> DIRECTIONS FOR THIS TASK: Exactly repeat the material, dropping only the pictures.

> DATA:
========================================================================
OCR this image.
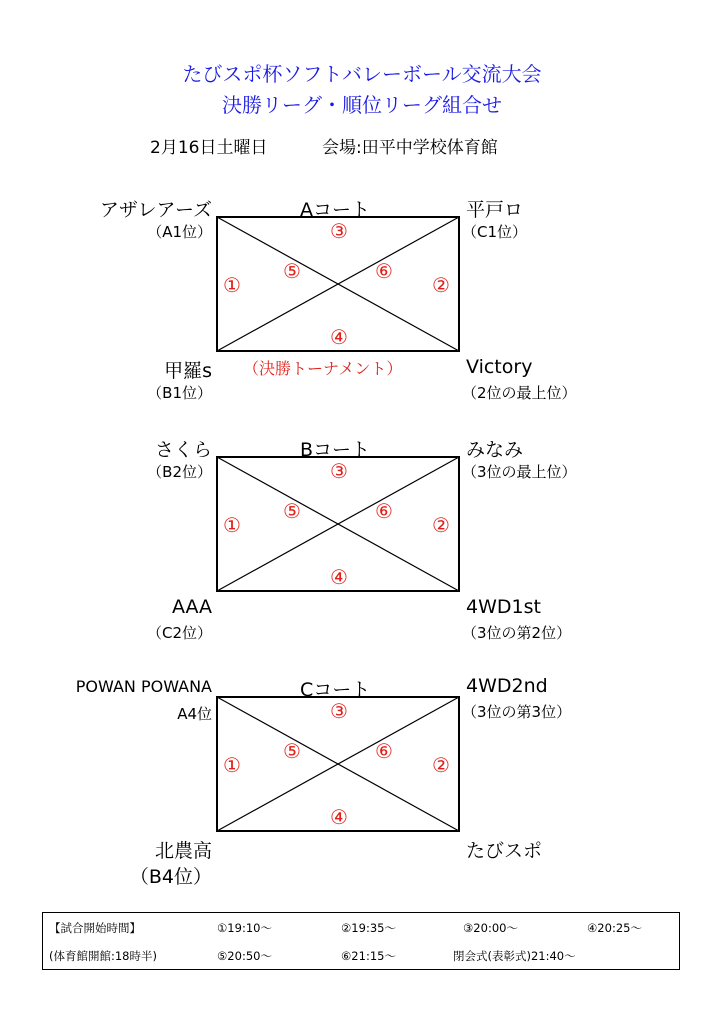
たびスポ杯ソフトバレーボール交流大会
決勝リーグ・順位リーグ組合せ
2月16日土曜日	会場:田平中学校体育館
アザレアーズ
（A1位）
Aコート	平戸ロ
（C1位）
③
⑤	⑥
①	②
④
甲羅s
（B1位）
（決勝トーナメント）	Victory
（2位の最上位）
さくら
（B2位）
Bコート	みなみ
（3位の最上位）
③
⑤	⑥
①	②
④
AAA
（C2位）
4WD1st
（3位の第2位）
POWAN POWANA
A4位
Cコート	4WD2nd
（3位の第3位）
③
⑤	⑥
①	②
④
北農高
（B4位）
たびスポ
【試合開始時間】	①19:10～	②19:35～	③20:00～	④20:25～
(体育館開館:18時半)	⑤20:50～	⑥21:15～	閉会式(表彰式)21:40～
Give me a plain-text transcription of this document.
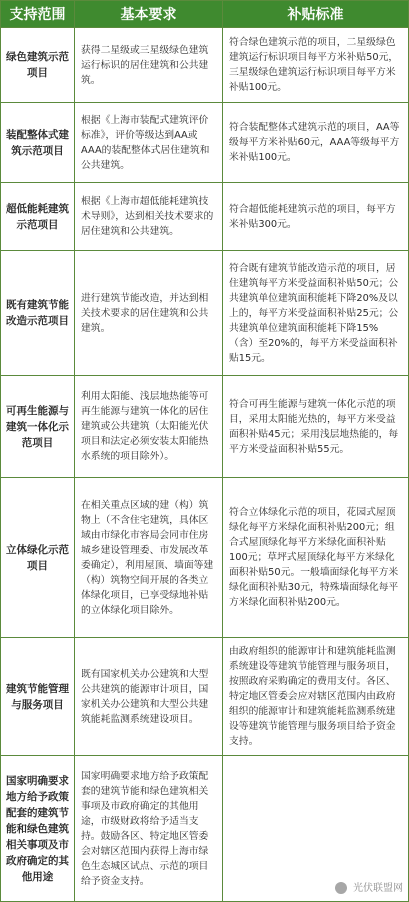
支持范围	基本要求	补贴标准
绿色建筑示范项目	获得二星级或三星级绿色建筑运行标识的居住建筑和公共建筑。	符合绿色建筑示范的项目，二星级绿色建筑运行标识项目每平方米补贴50元，三星级绿色建筑运行标识项目每平方米补贴100元。
装配整体式建筑示范项目	根据《上海市装配式建筑评价标准》，评价等级达到AA或AAA的装配整体式居住建筑和公共建筑。	符合装配整体式建筑示范的项目，AA等级每平方米补贴60元，AAA等级每平方米补贴100元。
超低能耗建筑示范项目	根据《上海市超低能耗建筑技术导则》，达到相关技术要求的居住建筑和公共建筑。	符合超低能耗建筑示范的项目，每平方米补贴300元。
既有建筑节能改造示范项目	进行建筑节能改造，并达到相关技术要求的居住建筑和公共建筑。	符合既有建筑节能改造示范的项目，居住建筑每平方米受益面积补贴50元；公共建筑单位建筑面积能耗下降20%及以上的，每平方米受益面积补贴25元；公共建筑单位建筑面积能耗下降15%（含）至20%的，每平方米受益面积补贴15元。
可再生能源与建筑一体化示范项目	利用太阳能、浅层地热能等可再生能源与建筑一体化的居住建筑或公共建筑（太阳能光伏项目和法定必须安装太阳能热水系统的项目除外）。	符合可再生能源与建筑一体化示范的项目，采用太阳能光热的，每平方米受益面积补贴45元；采用浅层地热能的，每平方米受益面积补贴55元。
立体绿化示范项目	在相关重点区域的建（构）筑物上（不含住宅建筑，具体区域由市绿化市容局会同市住房城乡建设管理委、市发展改革委确定），利用屋顶、墙面等建（构）筑物空间开展的各类立体绿化项目，已享受绿地补贴的立体绿化项目除外。	符合立体绿化示范的项目，花园式屋顶绿化每平方米绿化面积补贴200元；组合式屋顶绿化每平方米绿化面积补贴100元；草坪式屋顶绿化每平方米绿化面积补贴50元。一般墙面绿化每平方米绿化面积补贴30元，特殊墙面绿化每平方米绿化面积补贴200元。
建筑节能管理与服务项目	既有国家机关办公建筑和大型公共建筑的能源审计项目，国家机关办公建筑和大型公共建筑能耗监测系统建设项目。	由政府组织的能源审计和建筑能耗监测系统建设等建筑节能管理与服务项目，按照政府采购确定的费用支付。各区、特定地区管委会应对辖区范围内由政府组织的能源审计和建筑能耗监测系统建设等建筑节能管理与服务项目给予资金支持。
国家明确要求地方给予政策配套的建筑节能和绿色建筑相关事项及市政府确定的其他用途	国家明确要求地方给予政策配套的建筑节能和绿色建筑相关事项及市政府确定的其他用途，市级财政将给予适当支持。鼓励各区、特定地区管委会对辖区范围内获得上海市绿色生态城区试点、示范的项目给予资金支持。	
光伏联盟网
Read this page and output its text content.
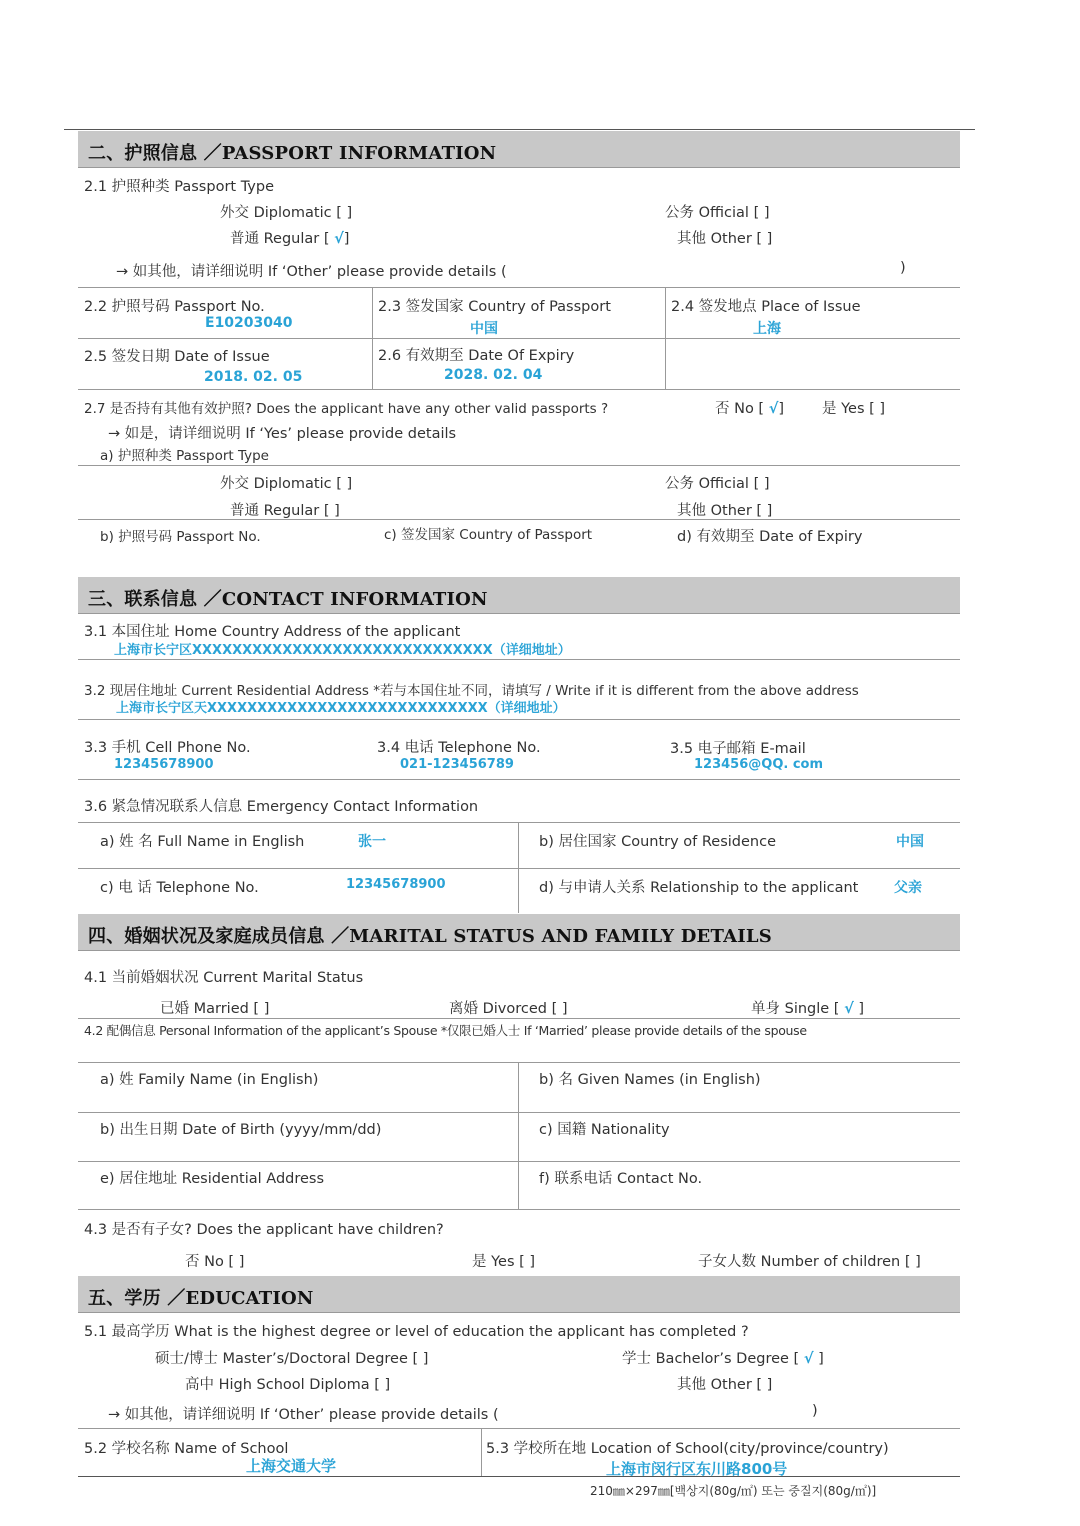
二、护照信息 ／PASSPORT INFORMATION
2.1 护照种类 Passport Type
外交 Diplomatic [ ]	公务 Official [ ]
普通 Regular [ √]	其他 Other [ ]
→ 如其他，请详细说明 If ‘Other’ please provide details (	)
2.2 护照号码 Passport No.
E10203040
2.3 签发国家 Country of Passport
中国
2.4 签发地点 Place of Issue
上海
2.5 签发日期 Date of Issue
2018. 02. 05
2.6 有效期至 Date Of Expiry
2028. 02. 04
2.7 是否持有其他有效护照? Does the applicant have any other valid passports ?	否 No [ √]	是 Yes [ ]
→ 如是，请详细说明 If ‘Yes’ please provide details
a) 护照种类 Passport Type
外交 Diplomatic [ ]	公务 Official [ ]
普通 Regular [ ]	其他 Other [ ]
b) 护照号码 Passport No.	c) 签发国家 Country of Passport	d) 有效期至 Date of Expiry
三、联系信息 ／CONTACT INFORMATION
3.1 本国住址 Home Country Address of the applicant
上海市长宁区XXXXXXXXXXXXXXXXXXXXXXXXXXXXXX（详细地址）
3.2 现居住地址 Current Residential Address *若与本国住址不同，请填写 / Write if it is different from the above address
上海市长宁区天XXXXXXXXXXXXXXXXXXXXXXXXXXXX（详细地址）
3.3 手机 Cell Phone No.
12345678900
3.4 电话 Telephone No.
021-123456789
3.5 电子邮箱 E-mail
123456@QQ. com
3.6 紧急情况联系人信息 Emergency Contact Information
a) 姓 名 Full Name in English	张一	b) 居住国家 Country of Residence	中国
c) 电 话 Telephone No.	12345678900	d) 与申请人关系 Relationship to the applicant	父亲
四、婚姻状况及家庭成员信息 ／MARITAL STATUS AND FAMILY DETAILS
4.1 当前婚姻状况 Current Marital Status
已婚 Married [ ]	离婚 Divorced [ ]	单身 Single [ √ ]
4.2 配偶信息 Personal Information of the applicant’s Spouse *仅限已婚人士 If ‘Married’ please provide details of the spouse
a) 姓 Family Name (in English)	b) 名 Given Names (in English)
b) 出生日期 Date of Birth (yyyy/mm/dd)	c) 国籍 Nationality
e) 居住地址 Residential Address	f) 联系电话 Contact No.
4.3 是否有子女? Does the applicant have children?
否 No [ ]	是 Yes [ ]	子女人数 Number of children [ ]
五、学历 ／EDUCATION
5.1 最高学历 What is the highest degree or level of education the applicant has completed ?
硕士/博士 Master’s/Doctoral Degree [ ]	学士 Bachelor’s Degree [ √ ]
高中 High School Diploma [ ]	其他 Other [ ]
→ 如其他，请详细说明 If ‘Other’ please provide details (	)
5.2 学校名称 Name of School
上海交通大学
5.3 学校所在地 Location of School(city/province/country)
上海市闵行区东川路800号
210㎜×297㎜[백상지(80g/㎡) 또는 중질지(80g/㎡)]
========================================================================
> ANSWER TO THE EXERCISE:
OCR this image.
たびスポ杯ソフトバレーボール交流大会
決勝リーグ・順位リーグ組合せ
2月16日土曜日	会場:田平中学校体育館
アザレアーズ
（A1位）
Aコート	平戸ロ
（C1位）
③
⑤	⑥
①	②
④
甲羅s
（B1位）
（決勝トーナメント）	Victory
（2位の最上位）
さくら
（B2位）
Bコート	みなみ
（3位の最上位）
③
⑤	⑥
①	②
④
AAA
（C2位）
4WD1st
（3位の第2位）
POWAN POWANA
A4位
Cコート	4WD2nd
（3位の第3位）
③
⑤	⑥
①	②
④
北農高
（B4位）
たびスポ
【試合開始時間】	①19:10～	②19:35～	③20:00～	④20:25～
(体育館開館:18時半)	⑤20:50～	⑥21:15～	閉会式(表彰式)21:40～
Give me a plain-text transcription of this document.
支持范围	基本要求	补贴标准
绿色建筑示范项目	获得二星级或三星级绿色建筑运行标识的居住建筑和公共建筑。	符合绿色建筑示范的项目，二星级绿色建筑运行标识项目每平方米补贴50元，三星级绿色建筑运行标识项目每平方米补贴100元。
装配整体式建筑示范项目	根据《上海市装配式建筑评价标准》，评价等级达到AA或AAA的装配整体式居住建筑和公共建筑。	符合装配整体式建筑示范的项目，AA等级每平方米补贴60元，AAA等级每平方米补贴100元。
超低能耗建筑示范项目	根据《上海市超低能耗建筑技术导则》，达到相关技术要求的居住建筑和公共建筑。	符合超低能耗建筑示范的项目，每平方米补贴300元。
既有建筑节能改造示范项目	进行建筑节能改造，并达到相关技术要求的居住建筑和公共建筑。	符合既有建筑节能改造示范的项目，居住建筑每平方米受益面积补贴50元；公共建筑单位建筑面积能耗下降20%及以上的，每平方米受益面积补贴25元；公共建筑单位建筑面积能耗下降15%（含）至20%的，每平方米受益面积补贴15元。
可再生能源与建筑一体化示范项目	利用太阳能、浅层地热能等可再生能源与建筑一体化的居住建筑或公共建筑（太阳能光伏项目和法定必须安装太阳能热水系统的项目除外）。	符合可再生能源与建筑一体化示范的项目，采用太阳能光热的，每平方米受益面积补贴45元；采用浅层地热能的，每平方米受益面积补贴55元。
立体绿化示范项目	在相关重点区域的建（构）筑物上（不含住宅建筑，具体区域由市绿化市容局会同市住房城乡建设管理委、市发展改革委确定），利用屋顶、墙面等建（构）筑物空间开展的各类立体绿化项目，已享受绿地补贴的立体绿化项目除外。	符合立体绿化示范的项目，花园式屋顶绿化每平方米绿化面积补贴200元；组合式屋顶绿化每平方米绿化面积补贴100元；草坪式屋顶绿化每平方米绿化面积补贴50元。一般墙面绿化每平方米绿化面积补贴30元，特殊墙面绿化每平方米绿化面积补贴200元。
建筑节能管理与服务项目	既有国家机关办公建筑和大型公共建筑的能源审计项目，国家机关办公建筑和大型公共建筑能耗监测系统建设项目。	由政府组织的能源审计和建筑能耗监测系统建设等建筑节能管理与服务项目，按照政府采购确定的费用支付。各区、特定地区管委会应对辖区范围内由政府组织的能源审计和建筑能耗监测系统建设等建筑节能管理与服务项目给予资金支持。
国家明确要求地方给予政策配套的建筑节能和绿色建筑相关事项及市政府确定的其他用途	国家明确要求地方给予政策配套的建筑节能和绿色建筑相关事项及市政府确定的其他用途，市级财政将给予适当支持。鼓励各区、特定地区管委会对辖区范围内获得上海市绿色生态城区试点、示范的项目给予资金支持。	
光伏联盟网
Read this page and output its text content.
二、护照信息 ／PASSPORT INFORMATION
2.1 护照种类 Passport Type
外交 Diplomatic [ ]	公务 Official [ ]
普通 Regular [ √]	其他 Other [ ]
→ 如其他，请详细说明 If ‘Other’ please provide details (	)
2.2 护照号码 Passport No.
E10203040
2.3 签发国家 Country of Passport
中国
2.4 签发地点 Place of Issue
上海
2.5 签发日期 Date of Issue
2018. 02. 05
2.6 有效期至 Date Of Expiry
2028. 02. 04
2.7 是否持有其他有效护照? Does the applicant have any other valid passports ?	否 No [ √]	是 Yes [ ]
→ 如是，请详细说明 If ‘Yes’ please provide details
a) 护照种类 Passport Type
外交 Diplomatic [ ]	公务 Official [ ]
普通 Regular [ ]	其他 Other [ ]
b) 护照号码 Passport No.	c) 签发国家 Country of Passport	d) 有效期至 Date of Expiry
三、联系信息 ／CONTACT INFORMATION
3.1 本国住址 Home Country Address of the applicant
上海市长宁区XXXXXXXXXXXXXXXXXXXXXXXXXXXXXX（详细地址）
3.2 现居住地址 Current Residential Address *若与本国住址不同，请填写 / Write if it is different from the above address
上海市长宁区天XXXXXXXXXXXXXXXXXXXXXXXXXXXX（详细地址）
3.3 手机 Cell Phone No.
12345678900
3.4 电话 Telephone No.
021-123456789
3.5 电子邮箱 E-mail
123456@QQ. com
3.6 紧急情况联系人信息 Emergency Contact Information
a) 姓 名 Full Name in English	张一	b) 居住国家 Country of Residence	中国
c) 电 话 Telephone No.	12345678900	d) 与申请人关系 Relationship to the applicant	父亲
四、婚姻状况及家庭成员信息 ／MARITAL STATUS AND FAMILY DETAILS
4.1 当前婚姻状况 Current Marital Status
已婚 Married [ ]	离婚 Divorced [ ]	单身 Single [ √ ]
4.2 配偶信息 Personal Information of the applicant’s Spouse *仅限已婚人士 If ‘Married’ please provide details of the spouse
a) 姓 Family Name (in English)	b) 名 Given Names (in English)
b) 出生日期 Date of Birth (yyyy/mm/dd)	c) 国籍 Nationality
e) 居住地址 Residential Address	f) 联系电话 Contact No.
4.3 是否有子女? Does the applicant have children?
否 No [ ]	是 Yes [ ]	子女人数 Number of children [ ]
五、学历 ／EDUCATION
5.1 最高学历 What is the highest degree or level of education the applicant has completed ?
硕士/博士 Master’s/Doctoral Degree [ ]	学士 Bachelor’s Degree [ √ ]
高中 High School Diploma [ ]	其他 Other [ ]
→ 如其他，请详细说明 If ‘Other’ please provide details (	)
5.2 学校名称 Name of School
上海交通大学
5.3 学校所在地 Location of School(city/province/country)
上海市闵行区东川路800号
210㎜×297㎜[백상지(80g/㎡) 또는 중질지(80g/㎡)]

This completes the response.